• TASK DETAILS:
Translate this sentence from the text below on microcephaly and ZIKV infection into Spanish: "Since then, a special task force was established to investigate the association between microcephaly and ZIKV infection during pregnancy."

• EXCERPTED TEXT:
────────────────

Due to the temporal coincidence of these events, a possible association of microcephaly and ZIKV infection was hypothesized by the Brazilian Ministry of Health.^40,43 Since then, a special task force was established to investigate the association between microcephaly and ZIKV infection during pregnancy. Notification of all cases of microcephaly became mandatory and in any case of pregnant women with suspected ZIKV infection pregnancy outcome must be monitored.

────────────────

• AVAILABLE DATA:
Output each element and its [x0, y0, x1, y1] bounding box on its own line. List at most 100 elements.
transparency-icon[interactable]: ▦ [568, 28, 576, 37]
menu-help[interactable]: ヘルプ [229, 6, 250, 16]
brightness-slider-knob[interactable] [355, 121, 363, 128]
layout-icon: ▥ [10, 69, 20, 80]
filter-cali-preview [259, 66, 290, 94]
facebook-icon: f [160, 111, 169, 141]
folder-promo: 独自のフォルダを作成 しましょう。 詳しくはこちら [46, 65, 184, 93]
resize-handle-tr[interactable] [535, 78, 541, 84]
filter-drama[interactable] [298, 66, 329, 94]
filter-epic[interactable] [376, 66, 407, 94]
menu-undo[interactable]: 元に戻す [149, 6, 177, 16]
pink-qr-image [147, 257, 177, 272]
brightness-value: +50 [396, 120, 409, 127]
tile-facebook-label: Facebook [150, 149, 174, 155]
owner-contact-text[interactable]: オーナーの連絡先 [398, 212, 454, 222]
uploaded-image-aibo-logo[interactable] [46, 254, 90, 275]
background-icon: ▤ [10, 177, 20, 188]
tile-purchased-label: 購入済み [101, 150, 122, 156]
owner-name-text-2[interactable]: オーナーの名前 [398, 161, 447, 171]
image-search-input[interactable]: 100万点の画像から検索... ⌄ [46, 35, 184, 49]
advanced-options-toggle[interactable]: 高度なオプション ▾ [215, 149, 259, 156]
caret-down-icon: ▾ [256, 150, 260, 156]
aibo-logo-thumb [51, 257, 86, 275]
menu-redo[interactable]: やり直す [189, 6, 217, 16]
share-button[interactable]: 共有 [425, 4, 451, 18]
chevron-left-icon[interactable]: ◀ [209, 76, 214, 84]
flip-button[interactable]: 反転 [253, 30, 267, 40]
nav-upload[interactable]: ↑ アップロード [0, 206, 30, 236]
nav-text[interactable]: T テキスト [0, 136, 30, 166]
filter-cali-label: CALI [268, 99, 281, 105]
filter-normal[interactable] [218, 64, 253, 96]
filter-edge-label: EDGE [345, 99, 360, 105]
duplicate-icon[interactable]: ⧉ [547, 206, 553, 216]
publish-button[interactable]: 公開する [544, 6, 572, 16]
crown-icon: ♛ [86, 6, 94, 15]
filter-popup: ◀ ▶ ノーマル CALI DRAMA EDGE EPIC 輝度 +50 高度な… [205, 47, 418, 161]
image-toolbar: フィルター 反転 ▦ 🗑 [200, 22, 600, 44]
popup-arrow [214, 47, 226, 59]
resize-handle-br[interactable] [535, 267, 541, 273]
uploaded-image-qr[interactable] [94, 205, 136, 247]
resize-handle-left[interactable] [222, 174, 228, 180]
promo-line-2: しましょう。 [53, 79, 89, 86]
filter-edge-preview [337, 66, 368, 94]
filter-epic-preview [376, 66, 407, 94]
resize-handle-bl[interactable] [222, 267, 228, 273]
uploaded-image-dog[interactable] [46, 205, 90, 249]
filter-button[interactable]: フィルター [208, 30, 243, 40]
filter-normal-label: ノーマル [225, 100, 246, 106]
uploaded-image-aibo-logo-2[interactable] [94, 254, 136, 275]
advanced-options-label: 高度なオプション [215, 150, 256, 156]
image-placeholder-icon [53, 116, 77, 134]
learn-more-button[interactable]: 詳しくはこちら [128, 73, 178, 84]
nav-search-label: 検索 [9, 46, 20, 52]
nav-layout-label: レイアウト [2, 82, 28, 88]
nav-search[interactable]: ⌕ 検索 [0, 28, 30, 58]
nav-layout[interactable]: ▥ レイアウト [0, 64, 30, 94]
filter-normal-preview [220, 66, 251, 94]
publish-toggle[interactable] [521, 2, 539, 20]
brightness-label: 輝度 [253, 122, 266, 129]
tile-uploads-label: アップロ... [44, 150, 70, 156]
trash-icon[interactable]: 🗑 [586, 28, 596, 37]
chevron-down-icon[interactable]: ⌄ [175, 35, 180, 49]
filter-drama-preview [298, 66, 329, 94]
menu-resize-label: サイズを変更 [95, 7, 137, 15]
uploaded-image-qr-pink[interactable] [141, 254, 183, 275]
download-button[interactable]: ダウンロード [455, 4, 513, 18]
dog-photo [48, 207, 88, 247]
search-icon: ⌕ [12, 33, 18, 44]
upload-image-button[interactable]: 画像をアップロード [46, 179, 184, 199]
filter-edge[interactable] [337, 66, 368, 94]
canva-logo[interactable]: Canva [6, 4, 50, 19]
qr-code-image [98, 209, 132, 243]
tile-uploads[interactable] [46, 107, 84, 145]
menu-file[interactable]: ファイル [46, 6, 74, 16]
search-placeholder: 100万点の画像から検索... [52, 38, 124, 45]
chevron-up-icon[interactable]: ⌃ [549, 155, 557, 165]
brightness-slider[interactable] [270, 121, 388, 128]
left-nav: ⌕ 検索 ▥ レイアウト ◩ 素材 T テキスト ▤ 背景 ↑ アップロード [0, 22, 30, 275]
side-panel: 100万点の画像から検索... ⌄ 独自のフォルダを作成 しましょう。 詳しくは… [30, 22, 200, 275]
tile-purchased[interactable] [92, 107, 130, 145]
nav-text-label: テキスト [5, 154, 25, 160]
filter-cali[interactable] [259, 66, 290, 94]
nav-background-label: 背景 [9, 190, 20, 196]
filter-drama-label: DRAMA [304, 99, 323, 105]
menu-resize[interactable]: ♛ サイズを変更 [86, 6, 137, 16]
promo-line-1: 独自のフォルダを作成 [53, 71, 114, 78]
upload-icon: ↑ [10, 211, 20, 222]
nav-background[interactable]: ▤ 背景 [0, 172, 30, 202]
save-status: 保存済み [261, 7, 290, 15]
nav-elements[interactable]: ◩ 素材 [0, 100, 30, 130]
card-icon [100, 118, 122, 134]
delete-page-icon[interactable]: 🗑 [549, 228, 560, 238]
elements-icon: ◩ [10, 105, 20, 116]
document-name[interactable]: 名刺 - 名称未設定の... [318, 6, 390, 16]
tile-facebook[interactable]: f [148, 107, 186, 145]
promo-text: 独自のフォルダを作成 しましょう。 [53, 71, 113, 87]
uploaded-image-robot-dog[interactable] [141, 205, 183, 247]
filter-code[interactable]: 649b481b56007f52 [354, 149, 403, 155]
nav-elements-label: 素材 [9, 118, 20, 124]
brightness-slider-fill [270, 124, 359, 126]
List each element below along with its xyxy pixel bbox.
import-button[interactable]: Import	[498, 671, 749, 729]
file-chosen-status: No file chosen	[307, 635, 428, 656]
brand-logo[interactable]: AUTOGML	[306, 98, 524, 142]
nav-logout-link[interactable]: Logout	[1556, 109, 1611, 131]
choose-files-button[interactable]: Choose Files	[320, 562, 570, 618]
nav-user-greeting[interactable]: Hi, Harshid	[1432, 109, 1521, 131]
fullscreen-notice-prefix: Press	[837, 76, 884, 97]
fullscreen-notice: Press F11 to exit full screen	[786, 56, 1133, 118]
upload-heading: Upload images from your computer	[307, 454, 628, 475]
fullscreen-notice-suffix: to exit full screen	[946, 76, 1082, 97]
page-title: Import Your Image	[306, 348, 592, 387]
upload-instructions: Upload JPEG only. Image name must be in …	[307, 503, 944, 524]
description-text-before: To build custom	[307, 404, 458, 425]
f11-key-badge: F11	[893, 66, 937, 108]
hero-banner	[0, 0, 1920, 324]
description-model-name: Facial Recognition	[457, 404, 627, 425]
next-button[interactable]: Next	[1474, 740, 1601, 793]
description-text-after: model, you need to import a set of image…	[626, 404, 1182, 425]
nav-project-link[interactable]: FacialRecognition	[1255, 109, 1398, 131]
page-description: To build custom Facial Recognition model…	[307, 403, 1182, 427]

────────────────

• EXERCISE SOLUTION:
Desde entonces, se estableció un grupo de trabajo especial para investigar la asociación entre la microcefalia y la infección por ZIKV durante el embarazo.